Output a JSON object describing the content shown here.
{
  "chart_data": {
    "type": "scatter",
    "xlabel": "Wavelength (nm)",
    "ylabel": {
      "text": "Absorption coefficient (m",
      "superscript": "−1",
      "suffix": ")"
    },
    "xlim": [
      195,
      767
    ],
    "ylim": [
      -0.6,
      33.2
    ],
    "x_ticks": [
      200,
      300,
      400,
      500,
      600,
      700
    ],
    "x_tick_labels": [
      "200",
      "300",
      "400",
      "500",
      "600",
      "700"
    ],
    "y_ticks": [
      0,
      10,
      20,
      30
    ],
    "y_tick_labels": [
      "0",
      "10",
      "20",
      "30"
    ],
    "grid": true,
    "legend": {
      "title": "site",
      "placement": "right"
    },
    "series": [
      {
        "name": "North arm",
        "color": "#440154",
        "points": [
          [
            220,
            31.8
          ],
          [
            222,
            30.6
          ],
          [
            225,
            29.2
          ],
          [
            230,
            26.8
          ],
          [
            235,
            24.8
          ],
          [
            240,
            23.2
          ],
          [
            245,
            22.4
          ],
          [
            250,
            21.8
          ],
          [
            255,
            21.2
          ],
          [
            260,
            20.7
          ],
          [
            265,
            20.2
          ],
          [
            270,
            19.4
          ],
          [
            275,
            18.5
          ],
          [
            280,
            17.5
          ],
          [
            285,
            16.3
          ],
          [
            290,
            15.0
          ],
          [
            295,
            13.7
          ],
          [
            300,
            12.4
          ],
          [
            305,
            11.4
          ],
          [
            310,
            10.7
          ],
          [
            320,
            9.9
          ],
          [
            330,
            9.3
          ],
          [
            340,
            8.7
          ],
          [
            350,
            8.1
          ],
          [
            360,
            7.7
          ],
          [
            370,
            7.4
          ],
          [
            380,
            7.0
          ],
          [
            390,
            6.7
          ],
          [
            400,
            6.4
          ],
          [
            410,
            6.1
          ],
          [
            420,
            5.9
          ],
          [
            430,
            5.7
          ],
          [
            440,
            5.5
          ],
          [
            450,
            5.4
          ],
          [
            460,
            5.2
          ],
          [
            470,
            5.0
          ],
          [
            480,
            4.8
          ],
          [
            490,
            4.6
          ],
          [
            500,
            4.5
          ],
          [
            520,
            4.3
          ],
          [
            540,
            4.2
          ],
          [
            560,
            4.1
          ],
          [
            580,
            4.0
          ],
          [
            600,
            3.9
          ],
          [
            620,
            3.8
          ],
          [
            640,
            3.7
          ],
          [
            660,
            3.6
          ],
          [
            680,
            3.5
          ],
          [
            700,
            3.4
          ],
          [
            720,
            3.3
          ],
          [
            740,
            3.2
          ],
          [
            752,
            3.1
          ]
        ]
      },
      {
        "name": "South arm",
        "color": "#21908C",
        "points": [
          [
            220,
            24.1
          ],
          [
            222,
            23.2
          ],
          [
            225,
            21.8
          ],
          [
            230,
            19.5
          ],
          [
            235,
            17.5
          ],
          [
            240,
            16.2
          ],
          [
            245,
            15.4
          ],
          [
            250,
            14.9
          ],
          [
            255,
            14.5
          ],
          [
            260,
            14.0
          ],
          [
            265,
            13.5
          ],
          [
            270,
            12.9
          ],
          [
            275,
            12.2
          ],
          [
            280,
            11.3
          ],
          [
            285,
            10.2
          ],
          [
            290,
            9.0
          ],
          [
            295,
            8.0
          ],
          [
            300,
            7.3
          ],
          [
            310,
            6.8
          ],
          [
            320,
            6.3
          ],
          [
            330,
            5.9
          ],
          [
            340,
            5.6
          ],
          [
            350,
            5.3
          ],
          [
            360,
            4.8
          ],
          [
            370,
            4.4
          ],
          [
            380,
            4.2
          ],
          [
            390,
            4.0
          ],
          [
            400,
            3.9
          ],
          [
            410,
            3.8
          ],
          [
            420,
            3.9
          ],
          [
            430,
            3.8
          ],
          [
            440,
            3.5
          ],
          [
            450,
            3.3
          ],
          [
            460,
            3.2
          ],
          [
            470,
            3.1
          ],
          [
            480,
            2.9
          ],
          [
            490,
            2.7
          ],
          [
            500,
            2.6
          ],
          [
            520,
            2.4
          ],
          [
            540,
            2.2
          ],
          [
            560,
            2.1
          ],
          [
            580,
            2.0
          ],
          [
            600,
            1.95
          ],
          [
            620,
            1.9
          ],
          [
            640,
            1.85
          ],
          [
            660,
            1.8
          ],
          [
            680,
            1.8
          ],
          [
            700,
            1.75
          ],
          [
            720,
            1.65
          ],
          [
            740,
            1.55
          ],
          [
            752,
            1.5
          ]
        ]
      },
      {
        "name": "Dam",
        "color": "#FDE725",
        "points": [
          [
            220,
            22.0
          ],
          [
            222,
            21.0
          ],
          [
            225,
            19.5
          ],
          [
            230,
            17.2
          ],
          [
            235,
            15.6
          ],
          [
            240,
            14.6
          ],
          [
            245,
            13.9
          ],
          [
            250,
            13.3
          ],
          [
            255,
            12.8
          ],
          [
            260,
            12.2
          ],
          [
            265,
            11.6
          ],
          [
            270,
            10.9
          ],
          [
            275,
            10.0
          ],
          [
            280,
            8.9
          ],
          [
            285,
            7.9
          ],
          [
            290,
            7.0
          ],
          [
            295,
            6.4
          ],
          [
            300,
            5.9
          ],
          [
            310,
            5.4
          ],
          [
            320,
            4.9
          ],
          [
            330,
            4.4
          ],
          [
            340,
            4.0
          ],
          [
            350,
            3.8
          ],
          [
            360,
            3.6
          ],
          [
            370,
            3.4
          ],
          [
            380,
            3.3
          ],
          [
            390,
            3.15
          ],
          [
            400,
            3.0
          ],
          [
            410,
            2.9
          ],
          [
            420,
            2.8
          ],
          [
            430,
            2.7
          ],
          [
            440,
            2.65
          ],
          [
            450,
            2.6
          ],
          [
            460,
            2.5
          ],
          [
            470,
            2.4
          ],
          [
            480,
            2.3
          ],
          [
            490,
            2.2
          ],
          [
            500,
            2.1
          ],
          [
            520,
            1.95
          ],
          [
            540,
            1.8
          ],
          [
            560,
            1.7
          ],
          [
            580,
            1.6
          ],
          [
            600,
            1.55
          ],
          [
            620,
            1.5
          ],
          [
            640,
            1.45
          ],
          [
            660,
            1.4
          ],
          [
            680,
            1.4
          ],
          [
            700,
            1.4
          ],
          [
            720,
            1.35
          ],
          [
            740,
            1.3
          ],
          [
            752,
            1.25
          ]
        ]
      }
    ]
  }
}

**SET PROBLEM**
Write out all of the records above exactly as they appear.

**RESPONSE BELOW**
Output a JSON object describing the content shown here.
{
  "chart_data": {
    "type": "scatter",
    "xlabel": "Wavelength (nm)",
    "ylabel": {
      "text": "Absorption coefficient (m",
      "superscript": "−1",
      "suffix": ")"
    },
    "xlim": [
      195,
      767
    ],
    "ylim": [
      -0.6,
      33.2
    ],
    "x_ticks": [
      200,
      300,
      400,
      500,
      600,
      700
    ],
    "x_tick_labels": [
      "200",
      "300",
      "400",
      "500",
      "600",
      "700"
    ],
    "y_ticks": [
      0,
      10,
      20,
      30
    ],
    "y_tick_labels": [
      "0",
      "10",
      "20",
      "30"
    ],
    "grid": true,
    "legend": {
      "title": "site",
      "placement": "right"
    },
    "series": [
      {
        "name": "North arm",
        "color": "#440154",
        "points": [
          [
            220,
            31.8
          ],
          [
            222,
            30.6
          ],
          [
            225,
            29.2
          ],
          [
            230,
            26.8
          ],
          [
            235,
            24.8
          ],
          [
            240,
            23.2
          ],
          [
            245,
            22.4
          ],
          [
            250,
            21.8
          ],
          [
            255,
            21.2
          ],
          [
            260,
            20.7
          ],
          [
            265,
            20.2
          ],
          [
            270,
            19.4
          ],
          [
            275,
            18.5
          ],
          [
            280,
            17.5
          ],
          [
            285,
            16.3
          ],
          [
            290,
            15.0
          ],
          [
            295,
            13.7
          ],
          [
            300,
            12.4
          ],
          [
            305,
            11.4
          ],
          [
            310,
            10.7
          ],
          [
            320,
            9.9
          ],
          [
            330,
            9.3
          ],
          [
            340,
            8.7
          ],
          [
            350,
            8.1
          ],
          [
            360,
            7.7
          ],
          [
            370,
            7.4
          ],
          [
            380,
            7.0
          ],
          [
            390,
            6.7
          ],
          [
            400,
            6.4
          ],
          [
            410,
            6.1
          ],
          [
            420,
            5.9
          ],
          [
            430,
            5.7
          ],
          [
            440,
            5.5
          ],
          [
            450,
            5.4
          ],
          [
            460,
            5.2
          ],
          [
            470,
            5.0
          ],
          [
            480,
            4.8
          ],
          [
            490,
            4.6
          ],
          [
            500,
            4.5
          ],
          [
            520,
            4.3
          ],
          [
            540,
            4.2
          ],
          [
            560,
            4.1
          ],
          [
            580,
            4.0
          ],
          [
            600,
            3.9
          ],
          [
            620,
            3.8
          ],
          [
            640,
            3.7
          ],
          [
            660,
            3.6
          ],
          [
            680,
            3.5
          ],
          [
            700,
            3.4
          ],
          [
            720,
            3.3
          ],
          [
            740,
            3.2
          ],
          [
            752,
            3.1
          ]
        ]
      },
      {
        "name": "South arm",
        "color": "#21908C",
        "points": [
          [
            220,
            24.1
          ],
          [
            222,
            23.2
          ],
          [
            225,
            21.8
          ],
          [
            230,
            19.5
          ],
          [
            235,
            17.5
          ],
          [
            240,
            16.2
          ],
          [
            245,
            15.4
          ],
          [
            250,
            14.9
          ],
          [
            255,
            14.5
          ],
          [
            260,
            14.0
          ],
          [
            265,
            13.5
          ],
          [
            270,
            12.9
          ],
          [
            275,
            12.2
          ],
          [
            280,
            11.3
          ],
          [
            285,
            10.2
          ],
          [
            290,
            9.0
          ],
          [
            295,
            8.0
          ],
          [
            300,
            7.3
          ],
          [
            310,
            6.8
          ],
          [
            320,
            6.3
          ],
          [
            330,
            5.9
          ],
          [
            340,
            5.6
          ],
          [
            350,
            5.3
          ],
          [
            360,
            4.8
          ],
          [
            370,
            4.4
          ],
          [
            380,
            4.2
          ],
          [
            390,
            4.0
          ],
          [
            400,
            3.9
          ],
          [
            410,
            3.8
          ],
          [
            420,
            3.9
          ],
          [
            430,
            3.8
          ],
          [
            440,
            3.5
          ],
          [
            450,
            3.3
          ],
          [
            460,
            3.2
          ],
          [
            470,
            3.1
          ],
          [
            480,
            2.9
          ],
          [
            490,
            2.7
          ],
          [
            500,
            2.6
          ],
          [
            520,
            2.4
          ],
          [
            540,
            2.2
          ],
          [
            560,
            2.1
          ],
          [
            580,
            2.0
          ],
          [
            600,
            1.95
          ],
          [
            620,
            1.9
          ],
          [
            640,
            1.85
          ],
          [
            660,
            1.8
          ],
          [
            680,
            1.8
          ],
          [
            700,
            1.75
          ],
          [
            720,
            1.65
          ],
          [
            740,
            1.55
          ],
          [
            752,
            1.5
          ]
        ]
      },
      {
        "name": "Dam",
        "color": "#FDE725",
        "points": [
          [
            220,
            22.0
          ],
          [
            222,
            21.0
          ],
          [
            225,
            19.5
          ],
          [
            230,
            17.2
          ],
          [
            235,
            15.6
          ],
          [
            240,
            14.6
          ],
          [
            245,
            13.9
          ],
          [
            250,
            13.3
          ],
          [
            255,
            12.8
          ],
          [
            260,
            12.2
          ],
          [
            265,
            11.6
          ],
          [
            270,
            10.9
          ],
          [
            275,
            10.0
          ],
          [
            280,
            8.9
          ],
          [
            285,
            7.9
          ],
          [
            290,
            7.0
          ],
          [
            295,
            6.4
          ],
          [
            300,
            5.9
          ],
          [
            310,
            5.4
          ],
          [
            320,
            4.9
          ],
          [
            330,
            4.4
          ],
          [
            340,
            4.0
          ],
          [
            350,
            3.8
          ],
          [
            360,
            3.6
          ],
          [
            370,
            3.4
          ],
          [
            380,
            3.3
          ],
          [
            390,
            3.15
          ],
          [
            400,
            3.0
          ],
          [
            410,
            2.9
          ],
          [
            420,
            2.8
          ],
          [
            430,
            2.7
          ],
          [
            440,
            2.65
          ],
          [
            450,
            2.6
          ],
          [
            460,
            2.5
          ],
          [
            470,
            2.4
          ],
          [
            480,
            2.3
          ],
          [
            490,
            2.2
          ],
          [
            500,
            2.1
          ],
          [
            520,
            1.95
          ],
          [
            540,
            1.8
          ],
          [
            560,
            1.7
          ],
          [
            580,
            1.6
          ],
          [
            600,
            1.55
          ],
          [
            620,
            1.5
          ],
          [
            640,
            1.45
          ],
          [
            660,
            1.4
          ],
          [
            680,
            1.4
          ],
          [
            700,
            1.4
          ],
          [
            720,
            1.35
          ],
          [
            740,
            1.3
          ],
          [
            752,
            1.25
          ]
        ]
      }
    ]
  }
}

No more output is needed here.